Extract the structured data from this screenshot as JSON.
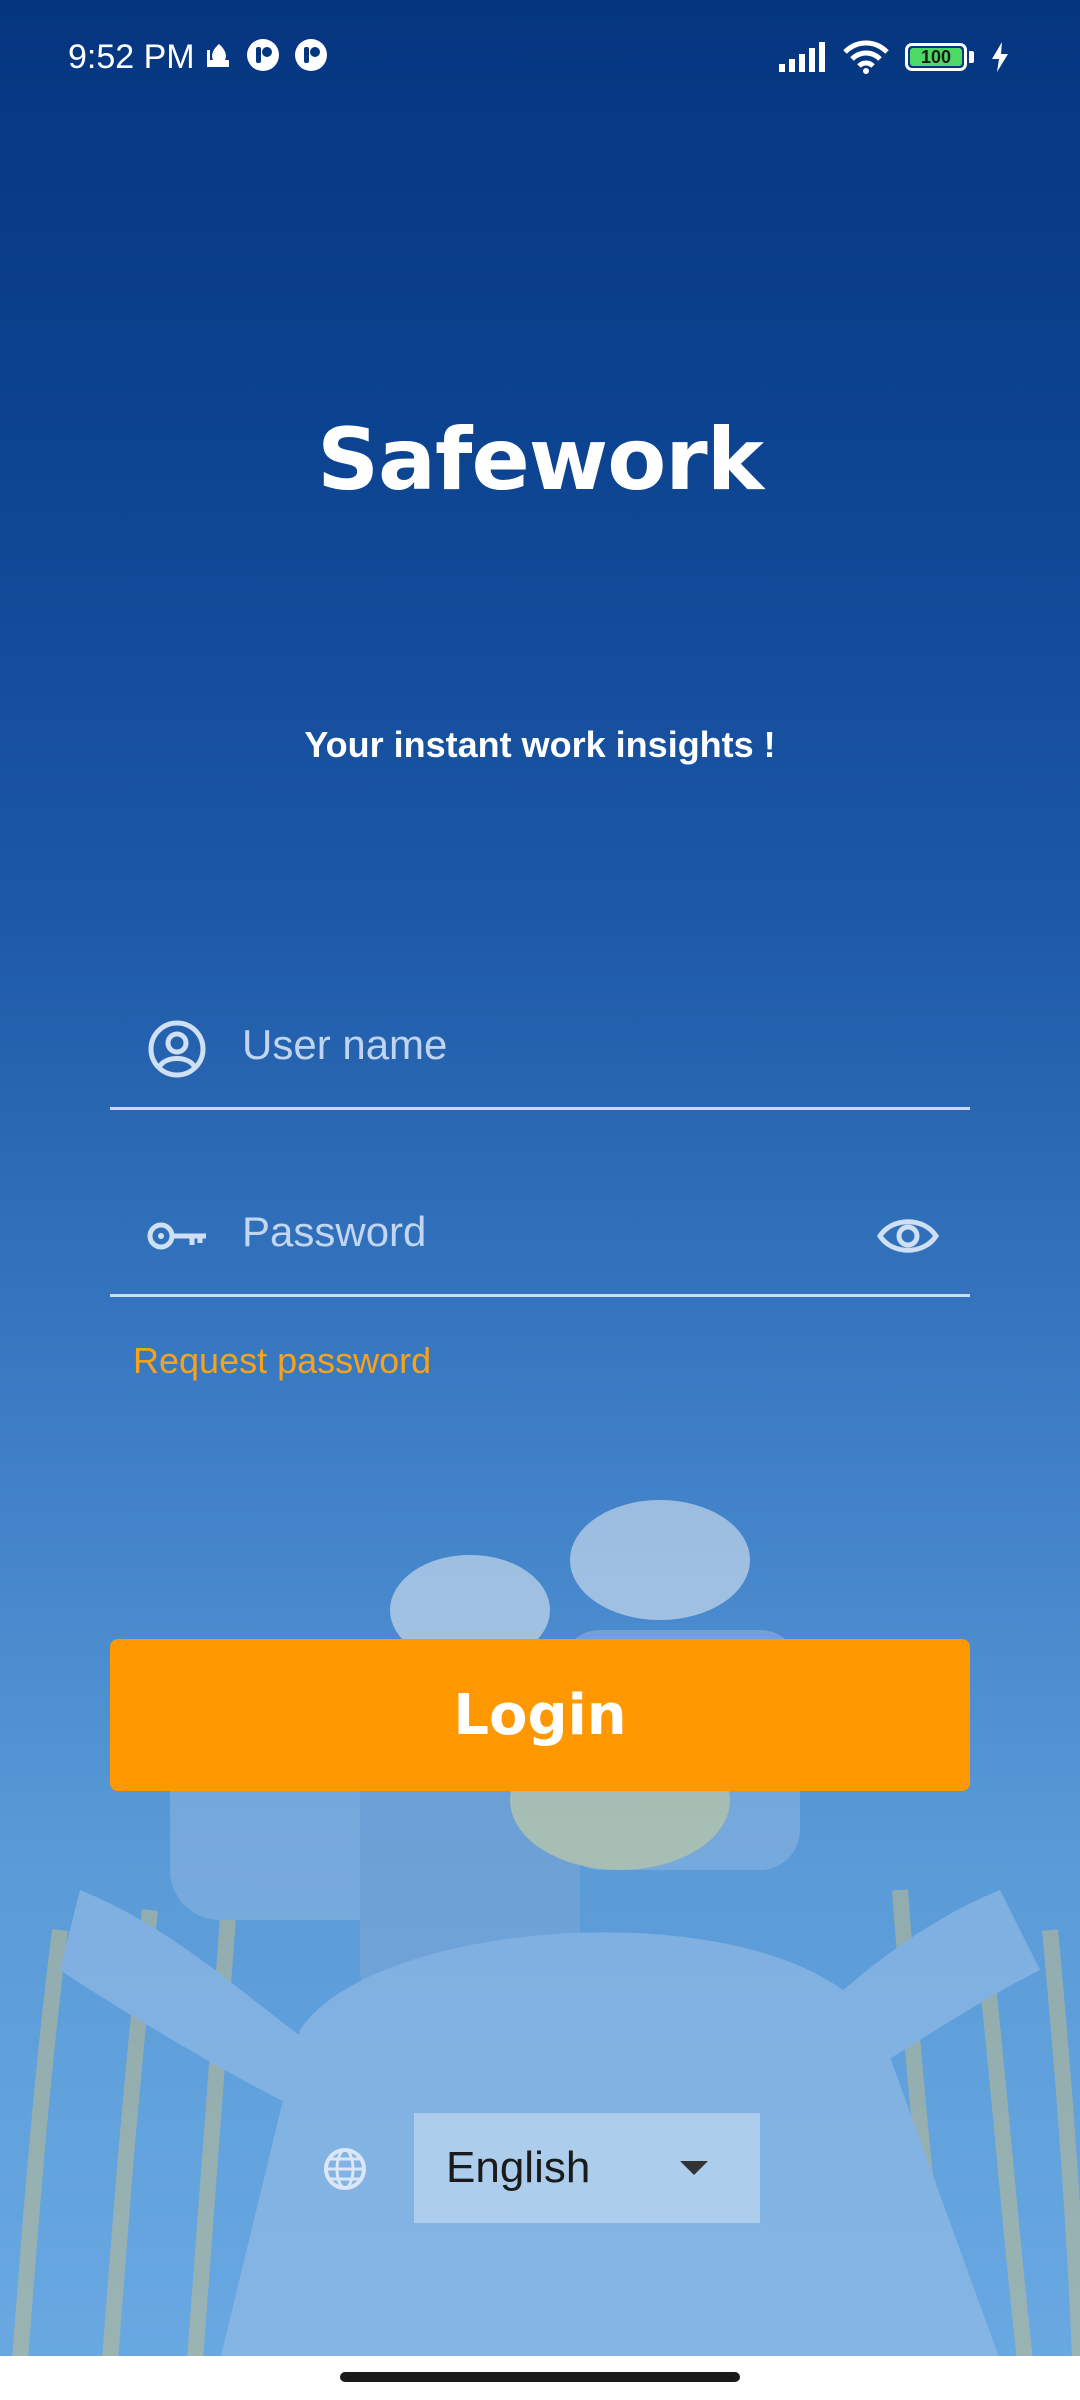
{
  "status_bar": {
    "time": "9:52 PM",
    "battery": "100",
    "icons": [
      "mosque-icon",
      "app-notification-icon",
      "app-notification-icon",
      "signal-icon",
      "wifi-icon",
      "battery-icon",
      "charging-icon"
    ]
  },
  "app": {
    "title": "Safework",
    "tagline": "Your instant work insights !"
  },
  "login_form": {
    "username_placeholder": "User name",
    "username_value": "",
    "password_placeholder": "Password",
    "password_value": "",
    "request_password_label": "Request password",
    "login_label": "Login"
  },
  "language": {
    "selected": "English"
  },
  "colors": {
    "accent": "#ff9800",
    "link": "#f7a21b",
    "background_top": "#05357f",
    "background_bottom": "#6aa9e2"
  }
}
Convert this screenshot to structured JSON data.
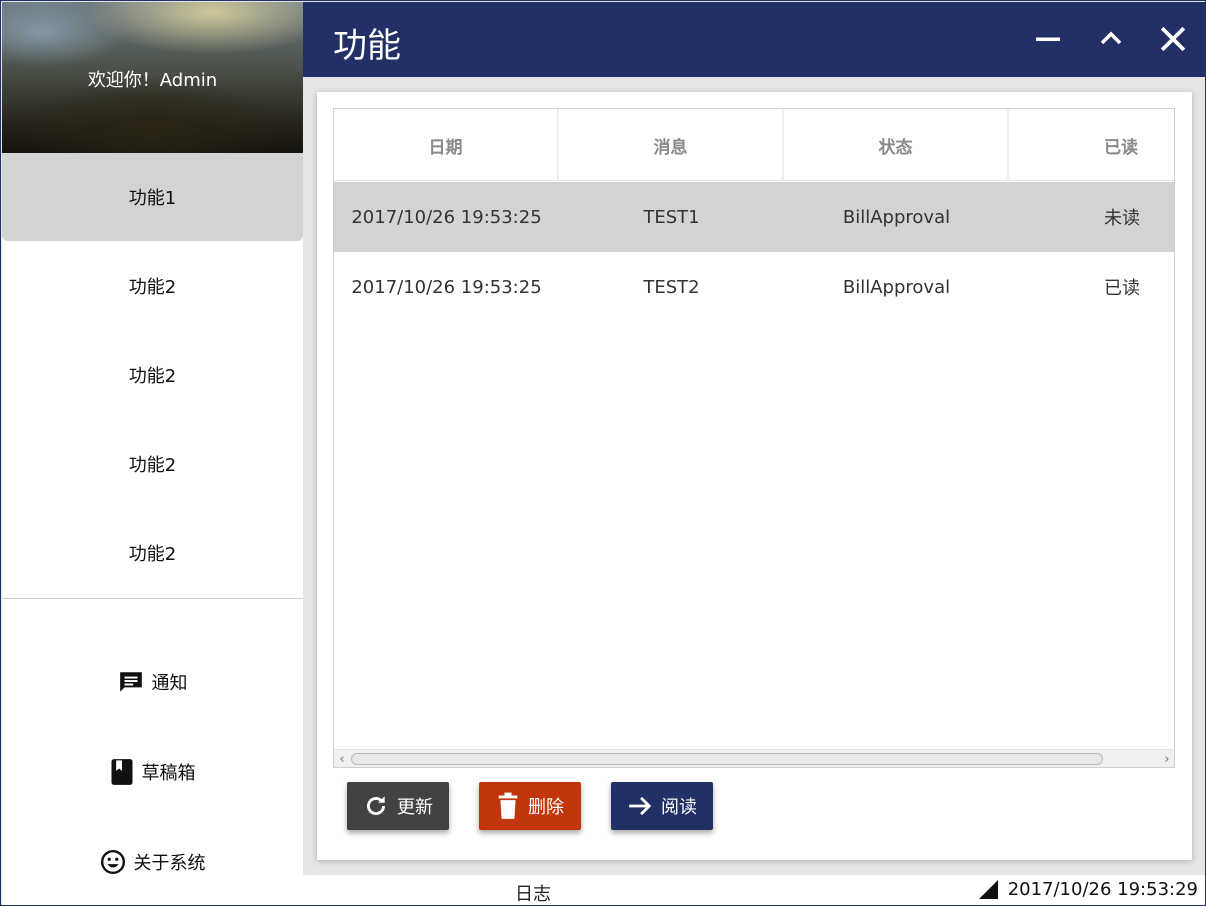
{
  "window": {
    "title": "功能"
  },
  "sidebar": {
    "welcome": "欢迎你！Admin",
    "nav_items": [
      {
        "label": "功能1",
        "active": true
      },
      {
        "label": "功能2",
        "active": false
      },
      {
        "label": "功能2",
        "active": false
      },
      {
        "label": "功能2",
        "active": false
      },
      {
        "label": "功能2",
        "active": false
      }
    ],
    "bottom_items": [
      {
        "label": "通知",
        "icon": "message-icon"
      },
      {
        "label": "草稿箱",
        "icon": "book-icon"
      },
      {
        "label": "关于系统",
        "icon": "smiley-icon"
      }
    ]
  },
  "table": {
    "columns": [
      "日期",
      "消息",
      "状态",
      "已读"
    ],
    "rows": [
      {
        "date": "2017/10/26 19:53:25",
        "message": "TEST1",
        "status": "BillApproval",
        "read": "未读",
        "selected": true
      },
      {
        "date": "2017/10/26 19:53:25",
        "message": "TEST2",
        "status": "BillApproval",
        "read": "已读",
        "selected": false
      }
    ]
  },
  "actions": {
    "refresh": {
      "label": "更新",
      "color": "#424242",
      "icon": "refresh-icon"
    },
    "delete": {
      "label": "删除",
      "color": "#c2360e",
      "icon": "trash-icon"
    },
    "read": {
      "label": "阅读",
      "color": "#233066",
      "icon": "arrow-right-icon"
    }
  },
  "statusbar": {
    "left": "日志",
    "datetime": "2017/10/26 19:53:29"
  },
  "colors": {
    "titlebar": "#233066",
    "selected_row": "#d3d3d3",
    "active_nav": "#d3d3d3"
  }
}
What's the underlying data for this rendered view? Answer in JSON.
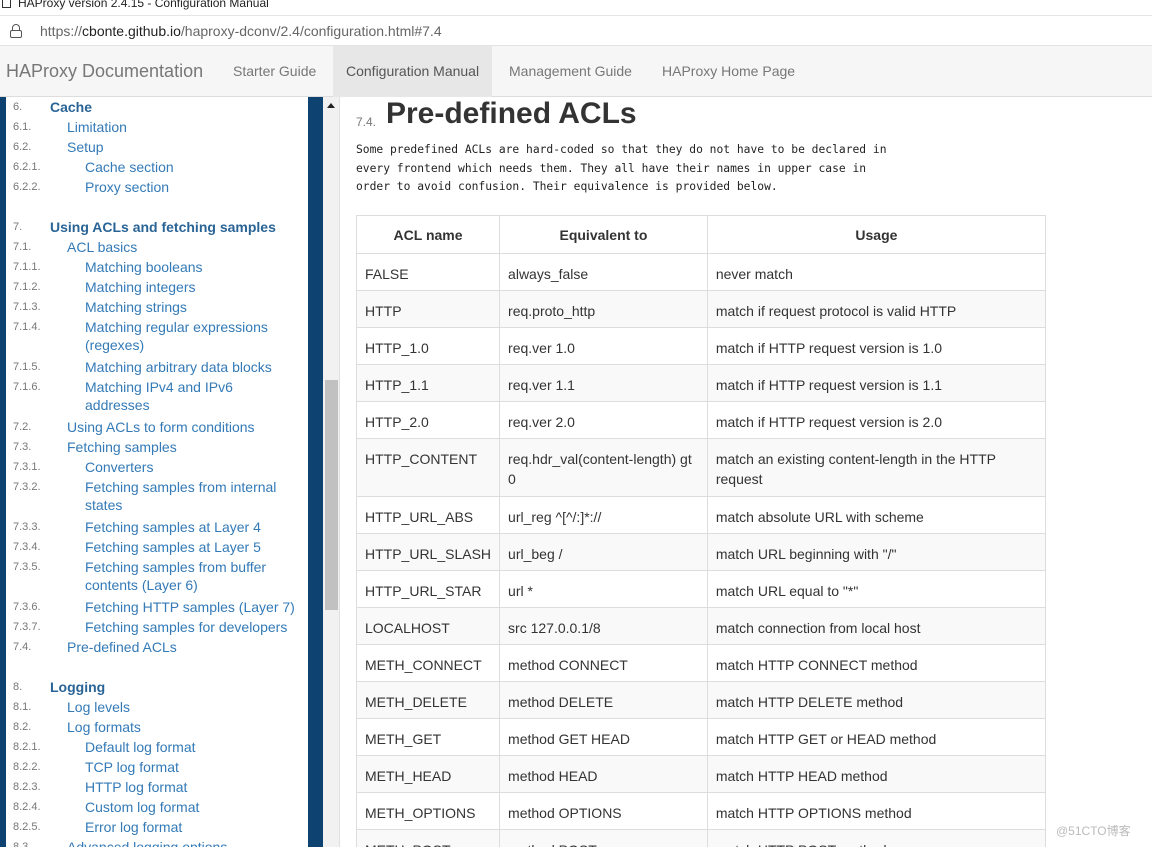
{
  "window": {
    "title": "HAProxy version 2.4.15 - Configuration Manual"
  },
  "address_bar": {
    "url_prefix": "https://",
    "url_host": "cbonte.github.io",
    "url_path": "/haproxy-dconv/2.4/configuration.html#7.4"
  },
  "navbar": {
    "brand": "HAProxy Documentation",
    "links": [
      "Starter Guide",
      "Configuration Manual",
      "Management Guide",
      "HAProxy Home Page"
    ],
    "active": "Configuration Manual"
  },
  "sidebar": {
    "items": [
      {
        "num": "6.",
        "label": "Cache",
        "level": 0
      },
      {
        "num": "6.1.",
        "label": "Limitation",
        "level": 1
      },
      {
        "num": "6.2.",
        "label": "Setup",
        "level": 1
      },
      {
        "num": "6.2.1.",
        "label": "Cache section",
        "level": 2
      },
      {
        "num": "6.2.2.",
        "label": "Proxy section",
        "level": 2
      },
      {
        "num": "7.",
        "label": "Using ACLs and fetching samples",
        "level": 0
      },
      {
        "num": "7.1.",
        "label": "ACL basics",
        "level": 1
      },
      {
        "num": "7.1.1.",
        "label": "Matching booleans",
        "level": 2
      },
      {
        "num": "7.1.2.",
        "label": "Matching integers",
        "level": 2
      },
      {
        "num": "7.1.3.",
        "label": "Matching strings",
        "level": 2
      },
      {
        "num": "7.1.4.",
        "label": "Matching regular expressions",
        "cont": "(regexes)",
        "level": 2
      },
      {
        "num": "7.1.5.",
        "label": "Matching arbitrary data blocks",
        "level": 2
      },
      {
        "num": "7.1.6.",
        "label": "Matching IPv4 and IPv6",
        "cont": "addresses",
        "level": 2
      },
      {
        "num": "7.2.",
        "label": "Using ACLs to form conditions",
        "level": 1
      },
      {
        "num": "7.3.",
        "label": "Fetching samples",
        "level": 1
      },
      {
        "num": "7.3.1.",
        "label": "Converters",
        "level": 2
      },
      {
        "num": "7.3.2.",
        "label": "Fetching samples from internal",
        "cont": "states",
        "level": 2
      },
      {
        "num": "7.3.3.",
        "label": "Fetching samples at Layer 4",
        "level": 2
      },
      {
        "num": "7.3.4.",
        "label": "Fetching samples at Layer 5",
        "level": 2
      },
      {
        "num": "7.3.5.",
        "label": "Fetching samples from buffer",
        "cont": "contents (Layer 6)",
        "level": 2
      },
      {
        "num": "7.3.6.",
        "label": "Fetching HTTP samples (Layer 7)",
        "level": 2
      },
      {
        "num": "7.3.7.",
        "label": "Fetching samples for developers",
        "level": 2
      },
      {
        "num": "7.4.",
        "label": "Pre-defined ACLs",
        "level": 1
      },
      {
        "num": "8.",
        "label": "Logging",
        "level": 0
      },
      {
        "num": "8.1.",
        "label": "Log levels",
        "level": 1
      },
      {
        "num": "8.2.",
        "label": "Log formats",
        "level": 1
      },
      {
        "num": "8.2.1.",
        "label": "Default log format",
        "level": 2
      },
      {
        "num": "8.2.2.",
        "label": "TCP log format",
        "level": 2
      },
      {
        "num": "8.2.3.",
        "label": "HTTP log format",
        "level": 2
      },
      {
        "num": "8.2.4.",
        "label": "Custom log format",
        "level": 2
      },
      {
        "num": "8.2.5.",
        "label": "Error log format",
        "level": 2
      },
      {
        "num": "8.3.",
        "label": "Advanced logging options",
        "level": 1
      }
    ]
  },
  "content": {
    "section_num": "7.4.",
    "section_title": "Pre-defined ACLs",
    "intro": "Some predefined ACLs are hard-coded so that they do not have to be declared in\nevery frontend which needs them. They all have their names in upper case in\norder to avoid confusion. Their equivalence is provided below.",
    "table": {
      "headers": [
        "ACL name",
        "Equivalent to",
        "Usage"
      ],
      "rows": [
        [
          "FALSE",
          "always_false",
          "never match"
        ],
        [
          "HTTP",
          "req.proto_http",
          "match if request protocol is valid HTTP"
        ],
        [
          "HTTP_1.0",
          "req.ver 1.0",
          "match if HTTP request version is 1.0"
        ],
        [
          "HTTP_1.1",
          "req.ver 1.1",
          "match if HTTP request version is 1.1"
        ],
        [
          "HTTP_2.0",
          "req.ver 2.0",
          "match if HTTP request version is 2.0"
        ],
        [
          "HTTP_CONTENT",
          "req.hdr_val(content-length) gt 0",
          "match an existing content-length in the HTTP request"
        ],
        [
          "HTTP_URL_ABS",
          "url_reg ^[^/:]*://",
          "match absolute URL with scheme"
        ],
        [
          "HTTP_URL_SLASH",
          "url_beg /",
          "match URL beginning with \"/\""
        ],
        [
          "HTTP_URL_STAR",
          "url *",
          "match URL equal to \"*\""
        ],
        [
          "LOCALHOST",
          "src 127.0.0.1/8",
          "match connection from local host"
        ],
        [
          "METH_CONNECT",
          "method CONNECT",
          "match HTTP CONNECT method"
        ],
        [
          "METH_DELETE",
          "method DELETE",
          "match HTTP DELETE method"
        ],
        [
          "METH_GET",
          "method GET HEAD",
          "match HTTP GET or HEAD method"
        ],
        [
          "METH_HEAD",
          "method HEAD",
          "match HTTP HEAD method"
        ],
        [
          "METH_OPTIONS",
          "method OPTIONS",
          "match HTTP OPTIONS method"
        ],
        [
          "METH_POST",
          "method POST",
          "match HTTP POST method"
        ]
      ]
    }
  },
  "watermark": "@51CTO博客",
  "colors": {
    "sidebar_band": "#0e4270",
    "link": "#337ab7",
    "navbar_bg": "#f6f6f6"
  }
}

§ To be done
From the data above, gather every line that includes the word "Using".

§ Written answer
        "label": "Using ACLs and fetching samples",
        "label": "Using ACLs to form conditions",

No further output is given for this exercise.